-- Begin Items --

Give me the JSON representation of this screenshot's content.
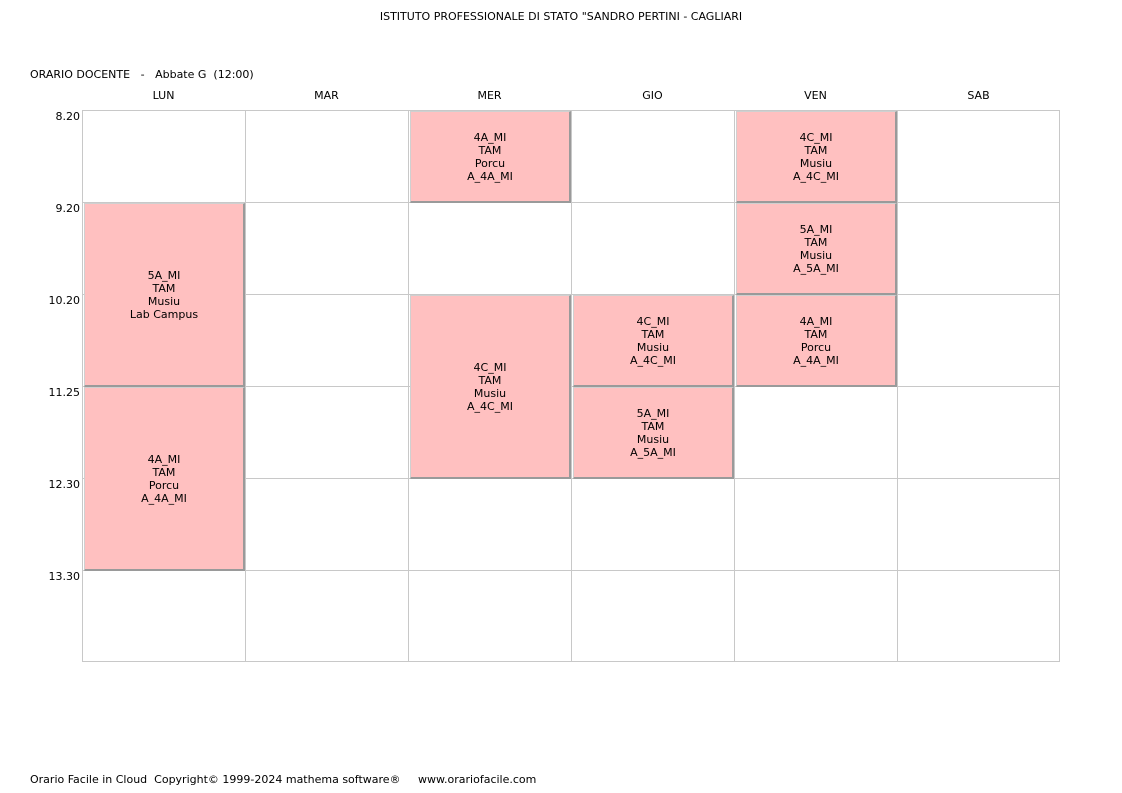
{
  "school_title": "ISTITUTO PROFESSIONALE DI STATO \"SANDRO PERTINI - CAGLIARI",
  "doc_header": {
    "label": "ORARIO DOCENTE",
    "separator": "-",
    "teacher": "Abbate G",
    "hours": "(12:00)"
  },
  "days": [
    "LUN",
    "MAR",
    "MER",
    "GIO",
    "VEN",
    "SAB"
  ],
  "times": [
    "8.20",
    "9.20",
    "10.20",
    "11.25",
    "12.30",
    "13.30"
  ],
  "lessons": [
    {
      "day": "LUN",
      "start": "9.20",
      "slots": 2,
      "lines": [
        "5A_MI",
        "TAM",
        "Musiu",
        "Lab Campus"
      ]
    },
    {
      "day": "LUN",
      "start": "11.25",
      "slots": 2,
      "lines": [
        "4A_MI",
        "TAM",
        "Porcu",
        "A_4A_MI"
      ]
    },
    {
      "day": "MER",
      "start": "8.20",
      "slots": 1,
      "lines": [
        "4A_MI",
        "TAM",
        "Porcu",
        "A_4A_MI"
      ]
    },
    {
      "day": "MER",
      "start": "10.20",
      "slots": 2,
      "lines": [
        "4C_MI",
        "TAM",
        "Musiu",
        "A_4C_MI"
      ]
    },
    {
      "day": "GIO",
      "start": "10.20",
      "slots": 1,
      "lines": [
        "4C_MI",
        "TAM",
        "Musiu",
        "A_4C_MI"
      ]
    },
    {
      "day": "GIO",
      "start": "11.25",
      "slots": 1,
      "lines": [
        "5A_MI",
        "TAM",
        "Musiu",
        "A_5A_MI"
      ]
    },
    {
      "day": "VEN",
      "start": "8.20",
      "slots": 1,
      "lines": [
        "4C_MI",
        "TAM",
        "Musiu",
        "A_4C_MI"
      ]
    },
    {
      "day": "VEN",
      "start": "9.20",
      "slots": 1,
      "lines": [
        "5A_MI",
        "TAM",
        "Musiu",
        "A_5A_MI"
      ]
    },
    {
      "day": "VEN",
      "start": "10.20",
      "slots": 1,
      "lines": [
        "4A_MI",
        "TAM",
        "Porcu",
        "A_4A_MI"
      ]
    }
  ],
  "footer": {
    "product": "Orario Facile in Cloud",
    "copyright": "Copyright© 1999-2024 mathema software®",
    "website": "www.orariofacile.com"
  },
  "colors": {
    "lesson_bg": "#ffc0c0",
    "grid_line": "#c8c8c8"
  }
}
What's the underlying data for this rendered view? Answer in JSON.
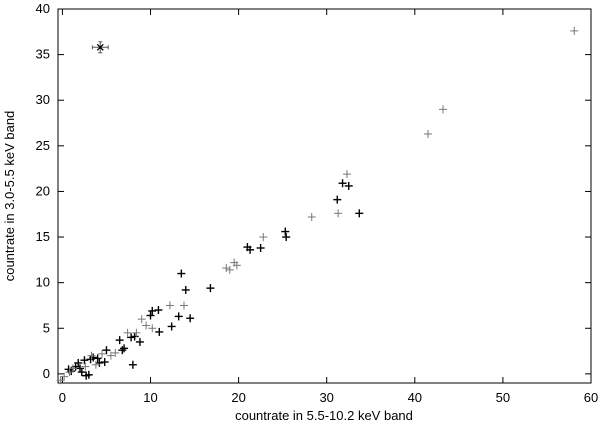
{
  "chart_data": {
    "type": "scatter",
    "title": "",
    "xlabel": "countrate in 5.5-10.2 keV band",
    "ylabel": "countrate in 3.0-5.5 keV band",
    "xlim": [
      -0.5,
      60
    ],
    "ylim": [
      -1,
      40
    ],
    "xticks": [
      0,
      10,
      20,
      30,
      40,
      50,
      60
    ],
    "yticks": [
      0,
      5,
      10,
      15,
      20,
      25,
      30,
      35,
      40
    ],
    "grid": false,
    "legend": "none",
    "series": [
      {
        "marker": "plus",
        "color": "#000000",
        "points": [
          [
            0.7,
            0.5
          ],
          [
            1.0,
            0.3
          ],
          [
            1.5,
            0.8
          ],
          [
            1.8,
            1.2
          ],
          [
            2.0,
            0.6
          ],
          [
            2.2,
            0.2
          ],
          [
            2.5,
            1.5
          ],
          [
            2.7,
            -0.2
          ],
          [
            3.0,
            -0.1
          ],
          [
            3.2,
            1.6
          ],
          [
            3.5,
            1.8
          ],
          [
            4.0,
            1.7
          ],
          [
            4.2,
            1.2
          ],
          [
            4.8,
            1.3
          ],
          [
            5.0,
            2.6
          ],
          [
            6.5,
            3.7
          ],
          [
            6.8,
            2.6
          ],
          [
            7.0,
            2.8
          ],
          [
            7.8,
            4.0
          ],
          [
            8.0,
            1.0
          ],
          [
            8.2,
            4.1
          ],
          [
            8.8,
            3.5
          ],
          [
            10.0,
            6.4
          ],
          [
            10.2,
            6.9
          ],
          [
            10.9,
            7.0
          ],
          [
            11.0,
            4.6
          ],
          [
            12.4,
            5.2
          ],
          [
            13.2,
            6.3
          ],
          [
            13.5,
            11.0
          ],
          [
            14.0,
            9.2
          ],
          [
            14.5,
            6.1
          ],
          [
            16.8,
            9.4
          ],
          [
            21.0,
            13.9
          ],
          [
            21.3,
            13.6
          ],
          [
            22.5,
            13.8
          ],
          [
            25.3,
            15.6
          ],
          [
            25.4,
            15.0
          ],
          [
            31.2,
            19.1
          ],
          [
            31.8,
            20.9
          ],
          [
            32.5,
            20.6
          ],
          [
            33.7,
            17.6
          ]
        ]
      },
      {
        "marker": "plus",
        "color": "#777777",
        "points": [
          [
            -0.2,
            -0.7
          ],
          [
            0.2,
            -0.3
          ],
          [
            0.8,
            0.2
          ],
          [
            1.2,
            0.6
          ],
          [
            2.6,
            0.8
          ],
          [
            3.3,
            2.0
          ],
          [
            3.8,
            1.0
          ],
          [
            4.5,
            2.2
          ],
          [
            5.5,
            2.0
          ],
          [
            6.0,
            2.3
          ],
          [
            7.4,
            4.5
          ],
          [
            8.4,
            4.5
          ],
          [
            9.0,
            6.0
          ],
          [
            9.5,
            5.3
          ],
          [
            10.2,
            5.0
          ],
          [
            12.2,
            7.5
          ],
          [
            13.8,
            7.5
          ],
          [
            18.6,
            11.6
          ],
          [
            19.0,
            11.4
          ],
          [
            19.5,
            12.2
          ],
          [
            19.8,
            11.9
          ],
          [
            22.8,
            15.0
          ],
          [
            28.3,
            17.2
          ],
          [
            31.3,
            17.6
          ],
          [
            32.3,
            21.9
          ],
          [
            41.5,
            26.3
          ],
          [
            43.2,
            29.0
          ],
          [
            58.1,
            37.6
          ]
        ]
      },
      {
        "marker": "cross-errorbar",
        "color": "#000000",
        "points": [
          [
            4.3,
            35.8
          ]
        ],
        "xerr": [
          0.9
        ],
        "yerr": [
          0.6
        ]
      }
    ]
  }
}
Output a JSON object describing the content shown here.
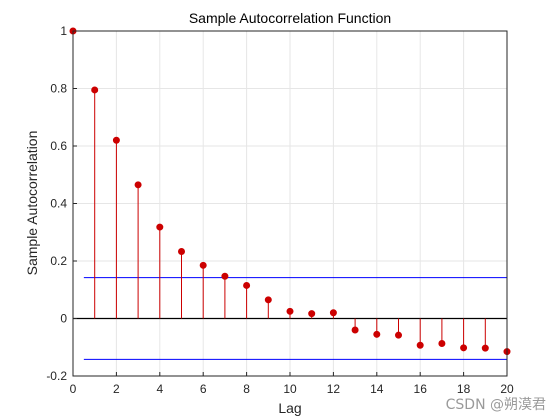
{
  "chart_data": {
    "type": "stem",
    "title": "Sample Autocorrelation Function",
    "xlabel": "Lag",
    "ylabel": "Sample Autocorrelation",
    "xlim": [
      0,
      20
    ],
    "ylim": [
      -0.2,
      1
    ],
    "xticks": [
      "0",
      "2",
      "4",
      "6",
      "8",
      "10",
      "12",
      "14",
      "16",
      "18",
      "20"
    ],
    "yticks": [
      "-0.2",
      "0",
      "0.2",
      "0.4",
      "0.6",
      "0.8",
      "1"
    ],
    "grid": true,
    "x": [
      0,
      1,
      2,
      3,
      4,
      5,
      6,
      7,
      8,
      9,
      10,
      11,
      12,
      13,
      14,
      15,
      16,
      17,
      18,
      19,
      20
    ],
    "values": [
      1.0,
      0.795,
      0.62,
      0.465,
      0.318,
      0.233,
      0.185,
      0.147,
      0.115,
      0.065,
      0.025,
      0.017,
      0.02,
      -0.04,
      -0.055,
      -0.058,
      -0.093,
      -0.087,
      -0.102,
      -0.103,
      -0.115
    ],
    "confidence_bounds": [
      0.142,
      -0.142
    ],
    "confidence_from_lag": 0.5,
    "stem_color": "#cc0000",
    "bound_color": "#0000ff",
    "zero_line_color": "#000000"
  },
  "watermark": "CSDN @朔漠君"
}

-- End Items --

#### [Job]
Copy every line that contains the string "ylabel".

#### [Output below]
    "ylabel": "countrate in 3.0-5.5 keV band",
    "ylabel": "Sample Autocorrelation",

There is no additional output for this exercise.